- **INSTRUÇÃO**:
Escreva a continuação do trecho sobre direitos humanos, desigualdades e liberdades religiosas, começando logo após a última frase apresentada.

- **TRECHO FORNECIDO**:
↓
A importância do estudo dos direitos humanos hoje, associados a questões de desigualdades e liberdades religiosas pode permitir que a história dos direitos humanos de todos povos seja feita e conhecida em todas suas faces, permitindo conhecer as potencialidades e fraquezas dos povos, bem como possibilitar o seu intercâmbio visando a valorização da dignidade humana de todos povos e evitar exclusões sociais baseadas em fundamentos transmitidos por uma única história. Só evitando a única história é que os povos podem se auto-afirmar, valorizando as suas identidades, suas personalidades e ganhando liberdades religiosas, estas que pode permitir a exaltação da sua cultura, suas religiões, seus símbolos religiosos e suas capacidades sociais e psíquicas de inter-relacionamento com o outro, em beneficio de todos.

 As analogias dos direitos humanos nas desigualdades e liberdades religiosas em Paulin J. Hountondji

"As sociedades africanas devem elas próprias apropriar-se activa, lúcida e responsavelmente do conhecimento sobre elas capitalizado durante séculos" (Hountondji, 2008: 149). Ao iniciar com esta asserção importa ressaltar que os direitos humanos precisam ser apreendidos filosoficamente, pois que só assim, mudanças nos direitos humanos serão efectivadas de forma lúcida, responsável e indecentemente. Portanto, os africanos não estão alheios a esta filosofia dos direitos humanos, pois que "há uma chamada de atenção para que eles próprios sejam principais fautores do seu destino, bem como precisam resolver problemas africanos através de soluções africanas" (Ngoenha, 1998; 2000).
Os direitos humanos hoje precisam constituir um instrumento de emancipação, pois a sua apreensão não deve excluir a filosofia africana, esta que constitui um processo autónomo e auto confiante de produção de conhecimento e de capitalização que permite, aos africanos, responder as suas próprias questões e ir ao encontro das necessidades intelectuais e materiais das sociedades africanas. A não apreensão filosófica dos direitos humanos pode culminar com a exclusão de algumas culturas, culminando desta forma nas desigualdades sociais das sociedades africanas, em particular. Portanto, conhecer a filosofia dos direitos humanos hoje pode constituir uma ponte para uma igualdade e liberdade dos povos. Nesta perspectiva, os direitos humanos precisam ser compreendidos e enquadrados em todas culturas, através dos seus símbolos de comunicação, como também todas culturas precisam defender os seus símbolos.
↑
- **DADOS FORNECIDOS**:
↓
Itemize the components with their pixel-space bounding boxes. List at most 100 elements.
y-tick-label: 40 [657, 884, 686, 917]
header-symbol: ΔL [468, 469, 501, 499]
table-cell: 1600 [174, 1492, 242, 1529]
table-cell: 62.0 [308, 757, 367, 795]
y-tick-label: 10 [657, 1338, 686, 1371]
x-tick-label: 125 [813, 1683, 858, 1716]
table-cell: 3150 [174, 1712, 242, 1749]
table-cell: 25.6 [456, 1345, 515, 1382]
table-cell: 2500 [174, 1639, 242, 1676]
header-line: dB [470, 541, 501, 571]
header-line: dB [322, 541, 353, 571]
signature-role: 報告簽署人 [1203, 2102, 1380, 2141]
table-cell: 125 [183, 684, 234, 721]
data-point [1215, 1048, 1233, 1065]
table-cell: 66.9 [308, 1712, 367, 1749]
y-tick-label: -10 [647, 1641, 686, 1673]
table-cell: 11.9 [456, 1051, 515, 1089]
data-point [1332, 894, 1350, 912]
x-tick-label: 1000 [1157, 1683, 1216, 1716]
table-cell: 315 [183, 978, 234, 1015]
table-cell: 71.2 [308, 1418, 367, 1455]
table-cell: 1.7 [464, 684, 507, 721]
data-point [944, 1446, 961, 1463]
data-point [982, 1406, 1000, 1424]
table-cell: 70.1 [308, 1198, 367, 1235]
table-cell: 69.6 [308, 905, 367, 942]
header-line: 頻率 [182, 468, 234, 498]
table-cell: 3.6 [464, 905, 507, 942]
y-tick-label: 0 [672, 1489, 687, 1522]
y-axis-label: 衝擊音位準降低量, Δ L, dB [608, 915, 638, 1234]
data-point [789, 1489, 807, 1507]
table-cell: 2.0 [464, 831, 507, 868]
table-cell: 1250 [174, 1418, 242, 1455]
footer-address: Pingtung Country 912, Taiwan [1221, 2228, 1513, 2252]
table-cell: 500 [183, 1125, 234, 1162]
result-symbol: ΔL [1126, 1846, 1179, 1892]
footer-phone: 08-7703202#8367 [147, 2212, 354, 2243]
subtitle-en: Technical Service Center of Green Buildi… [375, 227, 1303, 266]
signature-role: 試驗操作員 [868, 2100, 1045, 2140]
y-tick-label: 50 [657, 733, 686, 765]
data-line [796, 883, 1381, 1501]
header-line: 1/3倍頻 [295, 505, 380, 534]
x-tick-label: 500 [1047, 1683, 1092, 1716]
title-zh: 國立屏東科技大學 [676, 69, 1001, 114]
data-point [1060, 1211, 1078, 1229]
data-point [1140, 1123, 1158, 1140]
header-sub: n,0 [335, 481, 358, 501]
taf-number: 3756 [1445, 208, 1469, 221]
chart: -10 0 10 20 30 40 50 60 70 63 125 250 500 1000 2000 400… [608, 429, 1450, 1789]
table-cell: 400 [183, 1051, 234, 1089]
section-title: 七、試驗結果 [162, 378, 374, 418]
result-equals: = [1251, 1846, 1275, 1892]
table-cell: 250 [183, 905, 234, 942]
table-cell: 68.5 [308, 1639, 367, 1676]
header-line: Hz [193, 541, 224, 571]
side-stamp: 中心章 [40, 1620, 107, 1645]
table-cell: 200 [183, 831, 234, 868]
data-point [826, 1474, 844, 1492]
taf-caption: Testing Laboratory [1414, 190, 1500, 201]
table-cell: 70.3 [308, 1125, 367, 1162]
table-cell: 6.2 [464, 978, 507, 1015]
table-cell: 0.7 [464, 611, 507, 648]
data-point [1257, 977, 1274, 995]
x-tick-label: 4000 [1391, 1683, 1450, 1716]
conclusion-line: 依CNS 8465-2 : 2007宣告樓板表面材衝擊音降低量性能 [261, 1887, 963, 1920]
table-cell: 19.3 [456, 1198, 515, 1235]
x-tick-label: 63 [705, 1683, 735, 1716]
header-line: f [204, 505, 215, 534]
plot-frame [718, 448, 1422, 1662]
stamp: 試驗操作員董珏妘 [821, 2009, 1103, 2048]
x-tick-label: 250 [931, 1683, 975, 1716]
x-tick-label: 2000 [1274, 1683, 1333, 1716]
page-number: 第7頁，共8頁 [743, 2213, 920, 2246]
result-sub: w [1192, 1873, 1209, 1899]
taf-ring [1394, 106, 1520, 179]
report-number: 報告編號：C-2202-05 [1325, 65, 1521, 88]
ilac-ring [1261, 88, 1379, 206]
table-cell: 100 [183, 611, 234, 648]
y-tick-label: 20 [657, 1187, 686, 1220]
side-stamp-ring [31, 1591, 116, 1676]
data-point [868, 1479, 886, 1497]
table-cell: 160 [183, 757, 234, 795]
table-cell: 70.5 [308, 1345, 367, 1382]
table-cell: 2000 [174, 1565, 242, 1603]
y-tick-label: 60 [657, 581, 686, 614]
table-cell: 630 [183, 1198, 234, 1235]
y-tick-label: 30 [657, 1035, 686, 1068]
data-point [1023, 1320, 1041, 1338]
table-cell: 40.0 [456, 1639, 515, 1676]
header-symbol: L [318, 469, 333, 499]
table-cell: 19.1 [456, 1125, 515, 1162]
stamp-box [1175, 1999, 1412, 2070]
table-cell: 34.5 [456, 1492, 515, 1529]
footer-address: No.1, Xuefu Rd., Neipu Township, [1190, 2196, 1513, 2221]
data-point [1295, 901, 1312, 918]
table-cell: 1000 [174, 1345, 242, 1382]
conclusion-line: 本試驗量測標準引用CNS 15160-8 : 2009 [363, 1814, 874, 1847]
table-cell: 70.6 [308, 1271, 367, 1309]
↑
- **RESULTADO DA TAREFA**:
Na perspectiva de Hountondji (2008), a religião como forma de religar-se a Deus, os direitos humanos, a liberdade, os símbolos culturais, não podem ser concebidos como uma mundivisão implícita partilhada insconscientemente por todos africanos. Os direitos humanos e todo ocidentalismo em África precisam ser criticados e opostos pela filosofia africana, esta que deve pautar pela autenticidade, reafirmando em primeiro lugar a sua cultura no mundo e não o mundo na sua cultura. Nesta perspectiva, os direitos humanos precisam dirigir-se ao seu publico alvo, os africanos, através de toda diversidade linguística que existe em África.

As analogias dos direitos humanos nas desigualdades e liberdades religiosas em Alice F. Gonçalves

Para Gonçalves (2010), a cultura diz respeito ao cultivo do espírito e da moral. Neste sentido os direitos humanos se tornam importantes se efectivarem mudanças tendendo a cultivar o espírito e a moral de todas sociedades através do respeito da diversidade que existe no cultivo do espírito a nível de todas sociedades hoje existentes. Na actualidade o não respeito pela cultura do outro, seus hábitos e costumes representa uma exclusão do ser que culmina na conotação de que este outro não tem cultura ou que não tem bons hábitos e costumes e desagua-se na desigualdade social entre as sociedades.
Fixo em Gonçalves (2010), os direitos humanos hoje devem ser vistos como um meio para a mudança em que haja reconhecimento de todas culturas, hábitos e costumes, pois que só assim as sociedades eliminarão a exclusão social e a respectiva desigualdade. Isto porque a cultura sustenta a coesão social, e os seus elementos são produtos de processos históricos complexos que envolvem a difusão e o empréstimo de traços culturais vizinhos. Neste processo o papel dos costumes na formação do indivíduo é de incorporar inconscientemente o comportamento socialmente validado pelas instituições de cada cultura.
Estando nesta actualidade marcada pela difusão do cristianismo e inferiorização de sociedades, africanas em particular, importa ressaltar que a cultura é uma construção social e constitui a base de identidade de um povo e que cada povo precisa encontrar sua liberdade para cultuar a sua própria cultura. E neste tipo processo em que recomenda-se a indigenização da modernidade, em que a base é a valorização das particularidades nacionais, valores e tradições em contraposição ao progresso da técnica e da ciência capitalista.

As analogias dos direitos humanos nas desigualdades e liberdades religiosas em Kwame Appiah

Partido de Santos (2013), a actualidade é marcada pela modernidade, que não deixa de lado a globalização vista como localismo globalizado duma dada cultura, caso do capitalismo. Os direitos humanos por seu lado não estão alheios a esta questão de modernidade e globalização.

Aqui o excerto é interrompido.